Start of Data records

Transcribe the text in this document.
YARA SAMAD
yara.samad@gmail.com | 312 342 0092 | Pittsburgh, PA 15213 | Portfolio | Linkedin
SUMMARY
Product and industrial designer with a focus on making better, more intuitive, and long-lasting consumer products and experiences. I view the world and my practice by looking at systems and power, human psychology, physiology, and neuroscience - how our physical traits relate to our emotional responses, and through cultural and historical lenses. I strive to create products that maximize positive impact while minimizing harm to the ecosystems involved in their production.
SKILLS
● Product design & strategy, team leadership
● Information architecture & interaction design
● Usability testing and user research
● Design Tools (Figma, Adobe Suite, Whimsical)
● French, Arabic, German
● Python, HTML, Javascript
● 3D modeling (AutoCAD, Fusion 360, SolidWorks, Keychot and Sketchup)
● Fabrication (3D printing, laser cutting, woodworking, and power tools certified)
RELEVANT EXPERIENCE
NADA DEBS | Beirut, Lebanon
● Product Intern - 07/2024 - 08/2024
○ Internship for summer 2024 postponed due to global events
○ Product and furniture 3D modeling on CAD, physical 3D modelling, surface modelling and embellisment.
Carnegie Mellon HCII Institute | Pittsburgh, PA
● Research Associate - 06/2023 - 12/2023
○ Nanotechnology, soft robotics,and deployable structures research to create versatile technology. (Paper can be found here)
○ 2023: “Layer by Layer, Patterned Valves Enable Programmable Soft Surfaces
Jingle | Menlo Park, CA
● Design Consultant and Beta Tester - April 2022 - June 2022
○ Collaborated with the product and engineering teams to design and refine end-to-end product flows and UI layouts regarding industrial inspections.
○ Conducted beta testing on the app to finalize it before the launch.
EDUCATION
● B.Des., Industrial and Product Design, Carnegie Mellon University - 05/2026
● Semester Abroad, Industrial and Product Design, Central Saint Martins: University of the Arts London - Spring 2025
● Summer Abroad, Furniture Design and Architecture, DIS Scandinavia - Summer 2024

End of Data records

_Exercise aim_:
Copy out all lines where the word "Pittsburgh" appears.

_Exercise solution_:
yara.samad@gmail.com | 312 342 0092 | Pittsburgh, PA 15213 | Portfolio | Linkedin
Carnegie Mellon HCII Institute | Pittsburgh, PA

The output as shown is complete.